REQUIREMENTS: Reproduce word for word the lines of the items below, starting with the line that contains "433, 385, 443]" and going on through the line that contains "153, 43, 225]", with both of those lines included.
START MATERIAL FOR THIS TASK
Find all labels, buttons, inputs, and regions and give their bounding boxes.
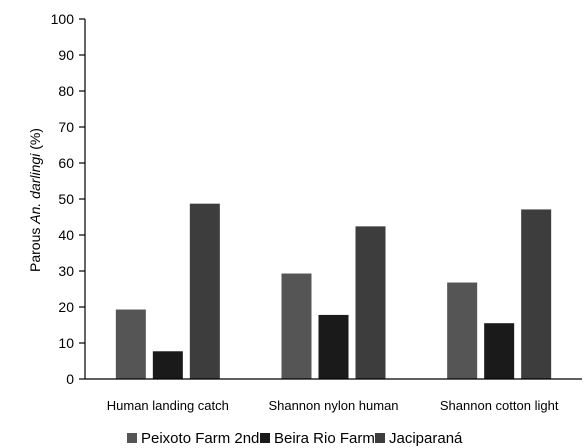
legend-swatch	[375, 433, 385, 443]
bar-shannon-cotton-light-series-2	[484, 323, 515, 379]
y-axis-label-prefix: Parous	[27, 224, 43, 272]
y-tick-label: 80	[58, 83, 74, 99]
legend: Peixoto Farm 2nd Beira Rio Farm Jaciparaná	[127, 430, 463, 447]
y-axis: 0 10 20 30 40 50 60 70 80 90 100	[51, 11, 86, 387]
x-axis: Human landing catch Shannon nylon human Sh…	[85, 378, 582, 413]
legend-label: Jaciparaná	[389, 430, 463, 447]
y-tick-label: 40	[58, 227, 74, 243]
bar-shannon-nylon-human-series-1	[281, 273, 312, 379]
bars	[115, 203, 552, 379]
y-tick-label: 90	[58, 47, 74, 63]
y-tick-label: 70	[58, 119, 74, 135]
bar-shannon-nylon-human-series-2	[318, 314, 349, 379]
legend-label: Beira Rio Farm	[274, 430, 375, 447]
bar-human-landing-catch-series-1	[115, 309, 146, 379]
y-tick-label: 100	[51, 11, 75, 27]
y-tick-label: 10	[58, 335, 74, 351]
y-axis-label: Parous An. darlingi (%)	[27, 128, 43, 272]
y-tick-label: 30	[58, 263, 74, 279]
legend-swatch	[260, 433, 270, 443]
legend-label: Peixoto Farm 2nd	[141, 430, 259, 447]
bar-shannon-cotton-light-series-1	[447, 282, 478, 379]
y-axis-label-italic: An. darlingi	[27, 153, 43, 225]
bar-shannon-nylon-human-series-3	[355, 226, 386, 379]
y-tick-label: 20	[58, 299, 74, 315]
y-tick-label: 50	[58, 191, 74, 207]
x-category-label: Shannon cotton light	[440, 398, 559, 413]
y-tick-label: 60	[58, 155, 74, 171]
y-axis-label-suffix: (%)	[27, 128, 43, 154]
x-category-label: Shannon nylon human	[268, 398, 398, 413]
x-category-label: Human landing catch	[107, 398, 229, 413]
bar-human-landing-catch-series-3	[189, 203, 220, 379]
bar-shannon-cotton-light-series-3	[521, 209, 552, 379]
legend-swatch	[127, 433, 137, 443]
bar-human-landing-catch-series-2	[152, 351, 183, 379]
y-tick-label: 0	[66, 371, 74, 387]
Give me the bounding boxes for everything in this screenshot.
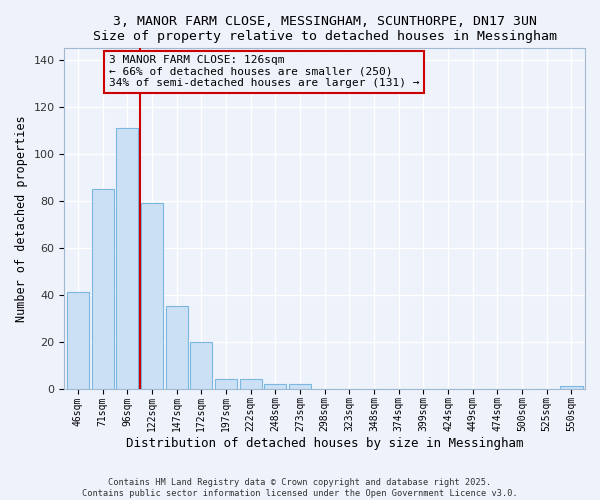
Title: 3, MANOR FARM CLOSE, MESSINGHAM, SCUNTHORPE, DN17 3UN
Size of property relative : 3, MANOR FARM CLOSE, MESSINGHAM, SCUNTHO… [93,15,557,43]
Bar [239,379,262,388]
Bar [141,203,163,388]
Bar [116,128,139,388]
Bar [67,292,89,388]
Bar [264,384,286,388]
Bar [560,386,583,388]
Y-axis label: Number of detached properties: Number of detached properties [15,115,28,322]
Text: 3 MANOR FARM CLOSE: 126sqm
← 66% of detached houses are smaller (250)
34% of sem: 3 MANOR FARM CLOSE: 126sqm ← 66% of deta… [109,55,419,88]
Text: Contains HM Land Registry data © Crown copyright and database right 2025.
Contai: Contains HM Land Registry data © Crown c… [82,478,518,498]
Bar [166,306,188,388]
X-axis label: Distribution of detached houses by size in Messingham: Distribution of detached houses by size … [126,437,523,450]
Bar [289,384,311,388]
Bar [190,342,212,388]
Bar [92,189,114,388]
Bar [215,379,237,388]
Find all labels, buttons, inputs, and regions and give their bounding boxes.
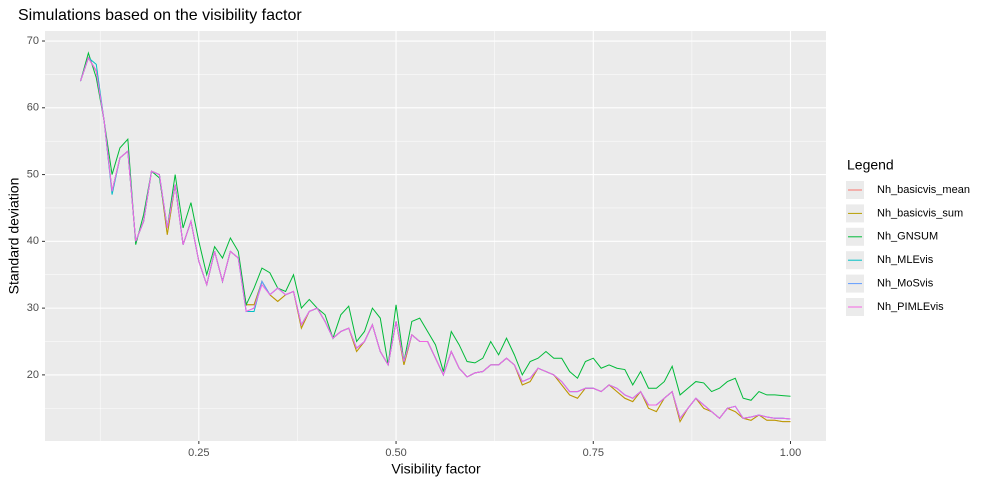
y-tick-label: 20 [27,369,39,381]
x-tick-label: 0.75 [583,447,604,459]
legend-label: Nh_GNSUM [877,231,938,243]
legend-label: Nh_basicvis_mean [877,184,970,196]
legend-label: Nh_MLEvis [877,254,934,266]
y-tick-label: 60 [27,102,39,114]
legend-label: Nh_MoSvis [877,278,934,290]
y-tick-label: 50 [27,168,39,180]
chart-title: Simulations based on the visibility fact… [18,7,302,24]
legend-label: Nh_PIMLEvis [877,301,944,313]
x-tick-label: 1.00 [780,447,801,459]
x-axis-label: Visibility factor [391,461,481,477]
legend-title: Legend [847,157,894,173]
y-tick-label: 70 [27,35,39,47]
panel [45,31,826,441]
y-tick-label: 40 [27,235,39,247]
y-axis-label: Standard deviation [6,178,22,295]
series-line [80,56,791,420]
x-tick-label: 0.25 [188,447,209,459]
legend-label: Nh_basicvis_sum [877,207,963,219]
x-tick-label: 0.50 [385,447,406,459]
series-line [80,51,791,401]
y-tick-label: 30 [27,302,39,314]
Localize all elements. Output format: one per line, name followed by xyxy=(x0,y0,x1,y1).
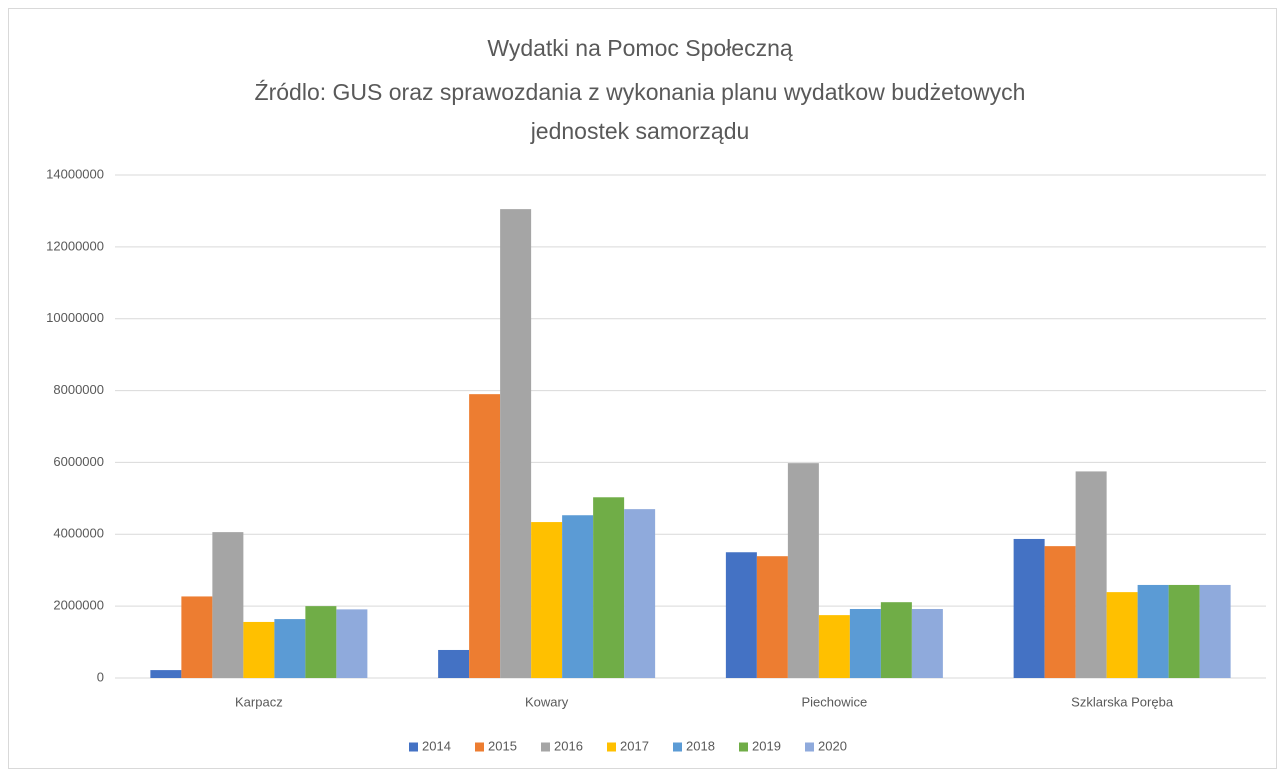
legend-swatch xyxy=(541,742,550,752)
y-tick-label: 10000000 xyxy=(46,310,104,325)
bar xyxy=(624,509,656,678)
y-tick-label: 4000000 xyxy=(53,526,104,541)
bar xyxy=(1168,584,1200,678)
y-tick-label: 0 xyxy=(97,669,104,684)
bar xyxy=(1013,538,1045,678)
bar xyxy=(1199,584,1231,678)
legend-label: 2015 xyxy=(488,738,517,753)
bar xyxy=(274,619,306,678)
bar xyxy=(336,609,368,678)
legend-swatch xyxy=(409,742,418,752)
chart-title: Wydatki na Pomoc Społeczną xyxy=(487,35,793,61)
bar xyxy=(181,596,213,678)
bar xyxy=(756,556,788,678)
bar xyxy=(911,609,943,678)
legend-swatch xyxy=(805,742,814,752)
bar xyxy=(212,532,244,678)
y-tick-label: 12000000 xyxy=(46,238,104,253)
legend-label: 2018 xyxy=(686,738,715,753)
bar xyxy=(1044,546,1076,678)
bar xyxy=(787,463,819,678)
bar xyxy=(1106,592,1138,678)
bar xyxy=(305,606,337,678)
legend-label: 2014 xyxy=(422,738,451,753)
bar xyxy=(531,522,563,678)
y-tick-label: 8000000 xyxy=(53,382,104,397)
bar xyxy=(150,670,182,678)
bar xyxy=(818,615,850,678)
legend-swatch xyxy=(673,742,682,752)
x-tick-label: Kowary xyxy=(525,694,569,709)
bar xyxy=(500,209,532,678)
bar xyxy=(725,552,757,678)
legend-swatch xyxy=(475,742,484,752)
legend-label: 2017 xyxy=(620,738,649,753)
bar xyxy=(1137,584,1169,678)
chart-title: jednostek samorządu xyxy=(530,118,750,144)
bar xyxy=(1075,471,1107,678)
bar xyxy=(593,497,625,678)
y-tick-label: 2000000 xyxy=(53,598,104,613)
bar xyxy=(469,394,501,678)
legend-label: 2019 xyxy=(752,738,781,753)
bar xyxy=(849,609,881,678)
bar xyxy=(880,602,912,678)
bar xyxy=(562,515,594,678)
legend-swatch xyxy=(739,742,748,752)
legend-swatch xyxy=(607,742,616,752)
bar xyxy=(243,621,275,678)
y-tick-label: 6000000 xyxy=(53,454,104,469)
legend-label: 2020 xyxy=(818,738,847,753)
x-tick-label: Szklarska Poręba xyxy=(1071,694,1174,709)
chart-title: Źródlo: GUS oraz sprawozdania z wykonani… xyxy=(255,79,1026,105)
bar xyxy=(438,649,470,678)
x-tick-label: Piechowice xyxy=(801,694,867,709)
y-tick-label: 14000000 xyxy=(46,166,104,181)
legend-label: 2016 xyxy=(554,738,583,753)
x-tick-label: Karpacz xyxy=(235,694,283,709)
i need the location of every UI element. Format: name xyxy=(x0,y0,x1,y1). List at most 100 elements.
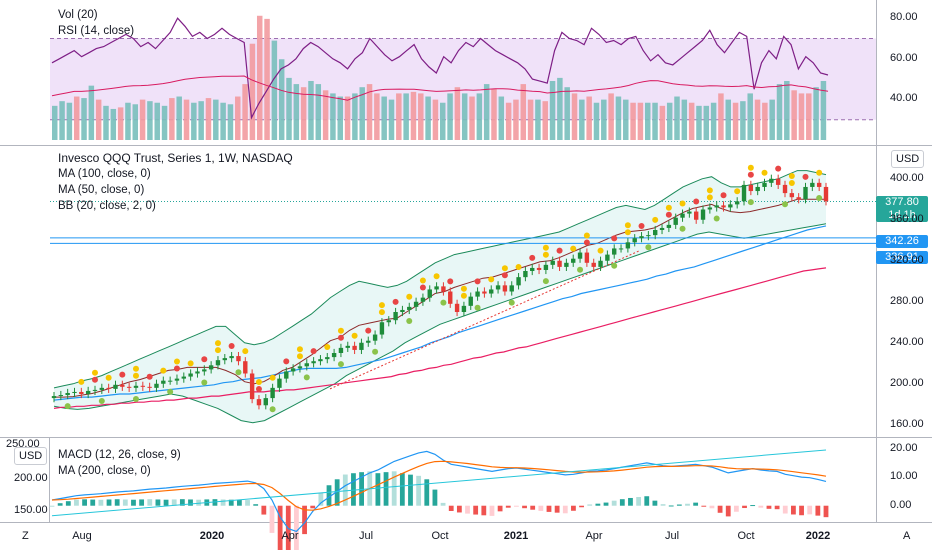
candle-body xyxy=(188,373,193,377)
vol-legend[interactable]: Vol (20) xyxy=(58,9,98,21)
macd-histogram-bar xyxy=(489,505,495,516)
candle-body xyxy=(598,260,603,267)
candle-body xyxy=(126,386,132,388)
ma100-legend[interactable]: MA (100, close, 0) xyxy=(58,168,151,180)
volume-bar xyxy=(337,96,343,140)
signal-dot-above xyxy=(460,292,467,299)
volume-bar xyxy=(725,99,731,140)
signal-dot-above xyxy=(132,365,139,372)
signal-dot-above xyxy=(296,353,303,360)
macd-histogram-bar xyxy=(106,499,112,506)
macd-histogram-bar xyxy=(522,505,527,509)
candle-body xyxy=(92,389,98,391)
rsi-axis-tick: 40.00 xyxy=(890,92,918,105)
candle-body xyxy=(325,357,330,360)
symbol-title[interactable]: Invesco QQQ Trust, Series 1, 1W, NASDAQ xyxy=(58,151,293,165)
candle-body xyxy=(318,359,323,362)
macd-histogram-bar xyxy=(750,505,756,507)
macd-histogram-bar xyxy=(155,499,161,506)
rsi-legend[interactable]: RSI (14, close) xyxy=(58,25,135,37)
candle-body xyxy=(167,380,173,382)
candle-body xyxy=(461,305,467,312)
signal-dot-above xyxy=(706,194,713,201)
left-axis-tick: 200.00 xyxy=(14,472,48,484)
macd-axis-tick: 10.00 xyxy=(890,470,918,483)
pane2-legend: Invesco QQQ Trust, Series 1, 1W, NASDAQ … xyxy=(58,150,293,214)
volume-bar xyxy=(432,99,439,140)
price-axis-tick: 240.00 xyxy=(890,335,924,348)
signal-dot-above xyxy=(132,372,139,379)
price-axis-tick: 400.00 xyxy=(890,171,924,184)
macd-histogram-bar xyxy=(424,479,430,506)
candle-body xyxy=(208,365,214,370)
candle-body xyxy=(509,285,514,292)
candle-body xyxy=(543,264,549,270)
bb-legend[interactable]: BB (20, close, 2, 0) xyxy=(58,200,156,212)
auto-scale-corner[interactable]: A xyxy=(903,530,911,542)
volume-bar xyxy=(527,99,534,140)
macd-histogram-bar xyxy=(391,471,397,506)
ma200-legend[interactable]: MA (200, close, 0) xyxy=(58,465,151,477)
volume-bar xyxy=(710,102,717,140)
macd-histogram-bar xyxy=(815,505,821,516)
volume-bar xyxy=(461,93,468,140)
signal-dot-above xyxy=(501,265,508,272)
volume-bar xyxy=(564,87,570,140)
ma50-legend[interactable]: MA (50, close, 0) xyxy=(58,184,145,196)
candle-body xyxy=(454,303,460,312)
pane3-legend: MACD (12, 26, close, 9) MA (200, close, … xyxy=(58,447,181,479)
macd-legend[interactable]: MACD (12, 26, close, 9) xyxy=(58,449,181,461)
macd-histogram-bar xyxy=(147,499,153,506)
macd-histogram-bar xyxy=(579,505,584,508)
macd-histogram-bar xyxy=(57,503,63,506)
volume-bar xyxy=(806,93,812,140)
macd-histogram-bar xyxy=(342,474,348,506)
macd-histogram-bar xyxy=(619,499,625,506)
candle-body xyxy=(174,378,180,381)
left-currency-button[interactable]: USD xyxy=(14,447,48,465)
volume-bar xyxy=(732,102,739,140)
signal-dot-above xyxy=(665,204,672,211)
candle-body xyxy=(270,387,275,399)
macd-histogram-bar xyxy=(701,505,707,507)
zoom-corner-left[interactable]: Z xyxy=(22,530,29,542)
candle-body xyxy=(195,371,200,374)
price-axis-tick: 200.00 xyxy=(890,376,924,389)
signal-dot-below xyxy=(816,195,823,202)
candle-body xyxy=(816,182,822,187)
volume-bar xyxy=(286,77,292,140)
macd-histogram-bar xyxy=(408,474,413,506)
signal-dot-above xyxy=(187,360,194,367)
candle-body xyxy=(639,236,644,239)
candle-body xyxy=(550,260,555,265)
currency-button[interactable]: USD xyxy=(891,150,925,168)
macd-histogram-bar xyxy=(611,500,617,506)
volume-bar xyxy=(264,18,270,140)
volume-bar xyxy=(447,93,453,140)
signal-dot-above xyxy=(556,247,563,254)
time-axis-tick: Oct xyxy=(737,530,755,542)
macd-histogram-bar xyxy=(554,505,560,513)
macd-histogram-bar xyxy=(74,499,79,506)
macd-histogram-bar xyxy=(188,499,193,506)
volume-bar xyxy=(659,105,666,140)
candle-body xyxy=(721,205,726,208)
signal-dot-below xyxy=(64,403,71,410)
signal-dot-below xyxy=(337,361,344,368)
signal-dot-below xyxy=(782,201,789,208)
volume-bar xyxy=(557,77,563,140)
macd-histogram-bar xyxy=(766,505,772,509)
signal-dot-above xyxy=(337,334,344,341)
signal-dot-below xyxy=(303,374,310,381)
macd-histogram-bar xyxy=(245,500,250,506)
volume-bar xyxy=(696,105,702,140)
volume-bar xyxy=(388,99,395,140)
candle-body xyxy=(311,361,316,364)
candle-body xyxy=(427,289,432,298)
macd-histogram-bar xyxy=(228,499,234,506)
candle-body xyxy=(229,356,234,359)
macd-histogram-bar xyxy=(236,499,242,506)
candle-body xyxy=(577,252,583,259)
macd-axis-tick: 20.00 xyxy=(890,441,918,454)
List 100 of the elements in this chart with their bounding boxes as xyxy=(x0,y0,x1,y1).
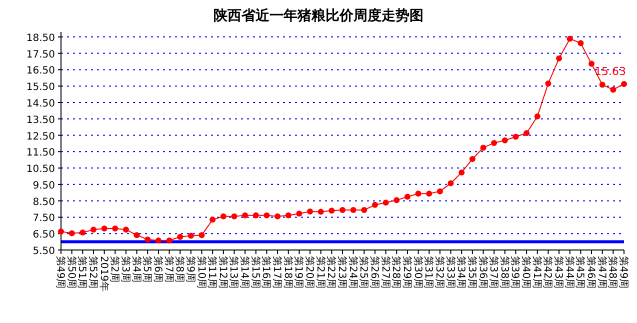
point xyxy=(231,213,238,220)
x-tick-label: 第14周 xyxy=(238,256,251,289)
point xyxy=(242,212,248,218)
data-label: 15.63 xyxy=(594,64,626,78)
y-tick-label: 18.50 xyxy=(26,32,55,44)
x-tick-label: 第2周 xyxy=(108,256,121,282)
x-tick-label: 第19周 xyxy=(292,256,305,289)
x-tick-label: 第35周 xyxy=(466,256,478,289)
point xyxy=(436,188,443,194)
x-tick-label: 第30周 xyxy=(412,256,424,289)
x-tick-label: 第10周 xyxy=(195,256,208,289)
x-tick-label: 第22周 xyxy=(325,256,338,289)
x-tick-label: 第46周 xyxy=(585,256,598,289)
y-tick-label: 12.50 xyxy=(26,131,55,142)
point xyxy=(80,229,86,236)
point xyxy=(350,207,356,214)
point xyxy=(512,134,519,140)
point xyxy=(545,80,552,86)
point xyxy=(566,36,573,42)
point xyxy=(524,130,530,136)
y-tick-label: 8.50 xyxy=(32,196,55,208)
point xyxy=(112,226,118,232)
point xyxy=(415,190,422,197)
point xyxy=(177,234,184,240)
x-tick-label: 第7周 xyxy=(162,256,175,282)
point xyxy=(404,194,410,200)
x-tick-label: 第4周 xyxy=(130,256,142,282)
x-tick-label: 第21周 xyxy=(314,256,326,289)
x-tick-label: 第49周 xyxy=(54,256,66,289)
point xyxy=(274,213,281,220)
point xyxy=(122,226,129,233)
x-tick-label: 第39周 xyxy=(509,256,522,289)
x-tick-label: 第51周 xyxy=(76,256,88,289)
point xyxy=(328,208,335,214)
x-tick-label: 第8周 xyxy=(174,256,186,282)
x-tick-label: 2019年 xyxy=(98,256,110,292)
x-tick-label: 第48周 xyxy=(606,256,619,289)
x-tick-label: 第47周 xyxy=(596,256,608,289)
point xyxy=(426,190,432,197)
point xyxy=(134,232,140,238)
point xyxy=(610,86,616,93)
x-tick-label: 第38周 xyxy=(498,256,510,289)
point xyxy=(318,208,324,215)
point xyxy=(68,230,75,236)
x-tick-label: 第41周 xyxy=(530,256,543,289)
point xyxy=(220,213,226,220)
point xyxy=(621,80,627,87)
x-tick-label: 第15周 xyxy=(249,256,262,289)
point xyxy=(491,140,498,146)
x-tick-label: 第3周 xyxy=(119,256,132,282)
x-tick-label: 第17周 xyxy=(271,256,284,289)
x-tick-label: 第23周 xyxy=(336,256,348,289)
point xyxy=(588,60,595,67)
point xyxy=(296,210,302,217)
x-tick-label: 第13周 xyxy=(228,256,240,289)
point xyxy=(307,208,314,214)
y-tick-label: 7.50 xyxy=(32,213,55,224)
x-tick-label: 第16周 xyxy=(260,256,272,289)
point xyxy=(372,202,378,208)
x-tick-label: 第27周 xyxy=(379,256,392,289)
x-tick-label: 第45周 xyxy=(574,256,586,289)
point xyxy=(188,232,194,239)
y-tick-label: 9.50 xyxy=(32,180,55,192)
point xyxy=(90,226,96,233)
x-tick-label: 第50周 xyxy=(65,256,78,289)
x-tick-label: 第40周 xyxy=(520,256,532,289)
point xyxy=(101,226,108,232)
point xyxy=(285,212,292,218)
x-tick-label: 第26周 xyxy=(368,256,380,289)
x-tick-label: 第25周 xyxy=(358,256,370,289)
y-tick-label: 10.50 xyxy=(26,164,55,176)
x-tick-label: 第12周 xyxy=(216,256,229,289)
x-tick-label: 第36周 xyxy=(476,256,489,289)
x-tick-label: 第44周 xyxy=(563,256,576,289)
point xyxy=(252,212,259,218)
point xyxy=(458,169,465,176)
point xyxy=(556,55,562,62)
x-tick-label: 第11周 xyxy=(206,256,218,289)
x-tick-label: 第6周 xyxy=(152,256,164,282)
x-tick-label: 第18周 xyxy=(282,256,294,289)
point xyxy=(361,207,368,214)
y-tick-label: 11.50 xyxy=(26,148,55,159)
x-tick-label: 第33周 xyxy=(444,256,456,289)
y-tick-label: 16.50 xyxy=(26,66,55,77)
y-tick-label: 14.50 xyxy=(26,98,55,110)
y-tick-label: 13.50 xyxy=(26,114,55,126)
chart-title: 陕西省近一年猪粮比价周度走势图 xyxy=(214,7,424,24)
point xyxy=(166,237,172,244)
point xyxy=(210,216,216,223)
y-tick-label: 17.50 xyxy=(26,49,55,60)
x-tick-label: 第32周 xyxy=(433,256,446,289)
x-tick-label: 第20周 xyxy=(304,256,316,289)
x-tick-label: 第49周 xyxy=(618,256,630,289)
x-tick-label: 第42周 xyxy=(542,256,554,289)
point xyxy=(382,200,389,206)
point xyxy=(144,236,151,243)
point xyxy=(469,156,476,162)
point xyxy=(599,82,606,88)
point xyxy=(394,197,400,204)
y-tick-label: 5.50 xyxy=(32,246,55,257)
END MATERIAL FOR THIS TASK
ANSWER TO THIS EXERCISE:
legend-swatch	[375, 433, 385, 443]
bar-shannon-cotton-light-series-2	[484, 323, 515, 379]
y-axis-label-prefix: Parous	[27, 224, 43, 272]
y-tick-label: 80	[58, 83, 74, 99]
legend: Peixoto Farm 2nd Beira Rio Farm Jaciparaná	[127, 430, 463, 447]
y-axis: 0 10 20 30 40 50 60 70 80 90 100	[51, 11, 86, 387]
x-axis: Human landing catch Shannon nylon human Sh…	[85, 378, 582, 413]
legend-label: Jaciparaná	[389, 430, 463, 447]
y-tick-label: 40	[58, 227, 74, 243]
bar-shannon-nylon-human-series-1	[281, 273, 312, 379]
bars	[115, 203, 552, 379]
y-tick-label: 90	[58, 47, 74, 63]
y-tick-label: 70	[58, 119, 74, 135]
bar-shannon-nylon-human-series-2	[318, 314, 349, 379]
legend-label: Beira Rio Farm	[274, 430, 375, 447]
bar-human-landing-catch-series-1	[115, 309, 146, 379]
y-tick-label: 100	[51, 11, 75, 27]
y-tick-label: 10	[58, 335, 74, 351]
y-axis-label: Parous An. darlingi (%)	[27, 128, 43, 272]
y-tick-label: 30	[58, 263, 74, 279]
legend-swatch	[260, 433, 270, 443]
legend-label: Peixoto Farm 2nd	[141, 430, 259, 447]
bar-shannon-cotton-light-series-1	[447, 282, 478, 379]
y-axis-label-italic: An. darlingi	[27, 153, 43, 225]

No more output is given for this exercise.